*** Raw data
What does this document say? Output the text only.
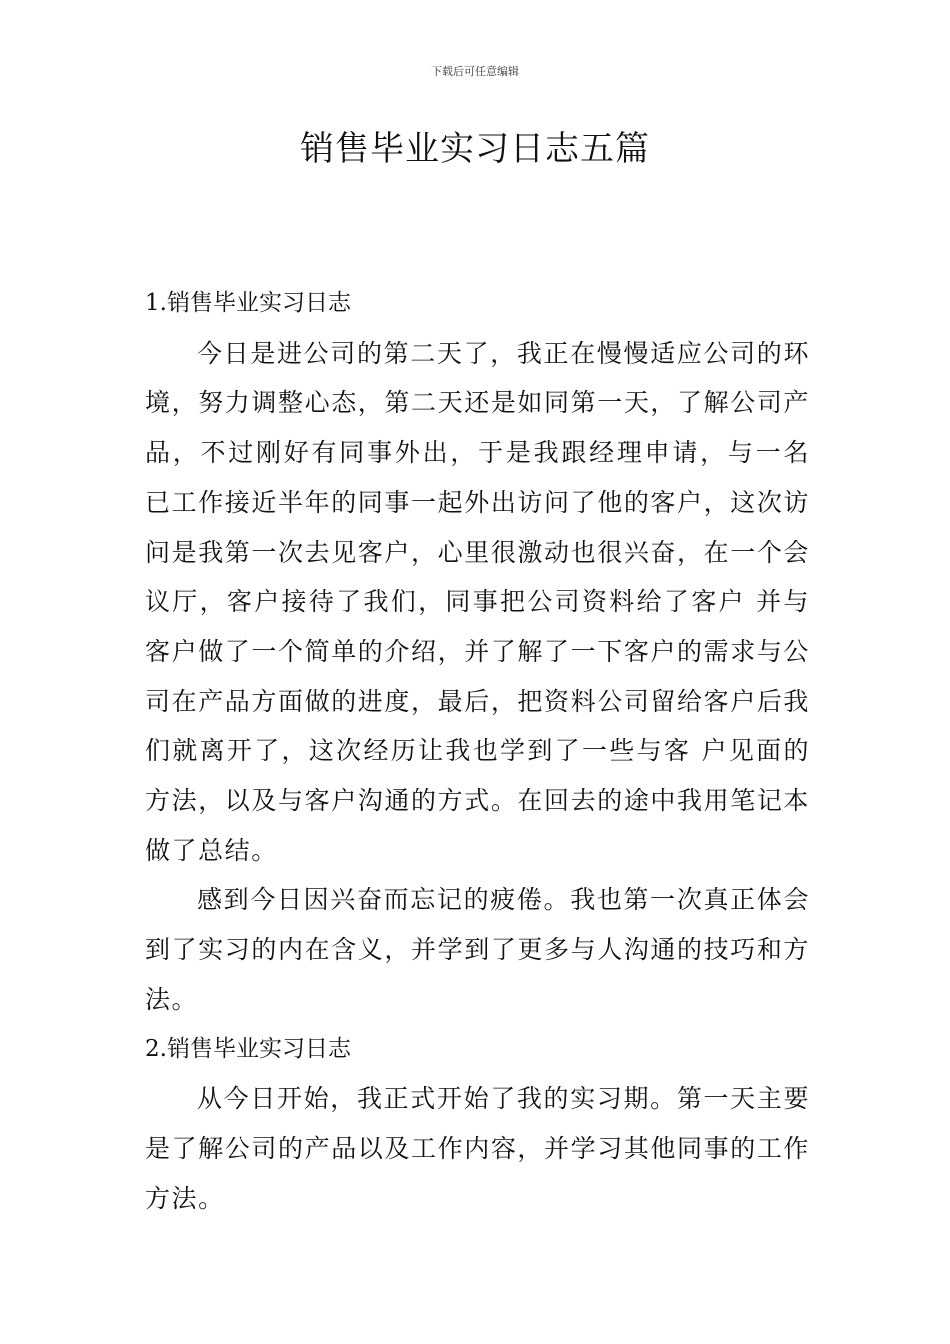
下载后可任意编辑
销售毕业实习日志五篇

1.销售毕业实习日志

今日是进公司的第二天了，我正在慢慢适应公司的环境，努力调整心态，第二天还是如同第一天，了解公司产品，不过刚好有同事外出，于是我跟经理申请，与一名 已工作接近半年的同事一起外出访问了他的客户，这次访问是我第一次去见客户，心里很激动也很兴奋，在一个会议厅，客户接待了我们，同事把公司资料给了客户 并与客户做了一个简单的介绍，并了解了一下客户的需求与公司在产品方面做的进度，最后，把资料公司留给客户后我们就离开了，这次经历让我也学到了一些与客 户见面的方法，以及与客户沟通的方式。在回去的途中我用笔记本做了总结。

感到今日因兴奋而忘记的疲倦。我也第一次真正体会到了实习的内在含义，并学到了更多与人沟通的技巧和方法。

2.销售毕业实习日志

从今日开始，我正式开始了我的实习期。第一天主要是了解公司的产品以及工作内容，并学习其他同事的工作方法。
******
Skip the pictures and transcribe the rest of the records exactly.

What does this document say? Output the text only.
下载后可任意编辑
销售毕业实习日志五篇

1.销售毕业实习日志

今日是进公司的第二天了，我正在慢慢适应公司的环境，努力调整心态，第二天还是如同第一天，了解公司产品，不过刚好有同事外出，于是我跟经理申请，与一名 已工作接近半年的同事一起外出访问了他的客户，这次访问是我第一次去见客户，心里很激动也很兴奋，在一个会议厅，客户接待了我们，同事把公司资料给了客户 并与客户做了一个简单的介绍，并了解了一下客户的需求与公司在产品方面做的进度，最后，把资料公司留给客户后我们就离开了，这次经历让我也学到了一些与客 户见面的方法，以及与客户沟通的方式。在回去的途中我用笔记本做了总结。

感到今日因兴奋而忘记的疲倦。我也第一次真正体会到了实习的内在含义，并学到了更多与人沟通的技巧和方法。

2.销售毕业实习日志

从今日开始，我正式开始了我的实习期。第一天主要是了解公司的产品以及工作内容，并学习其他同事的工作方法。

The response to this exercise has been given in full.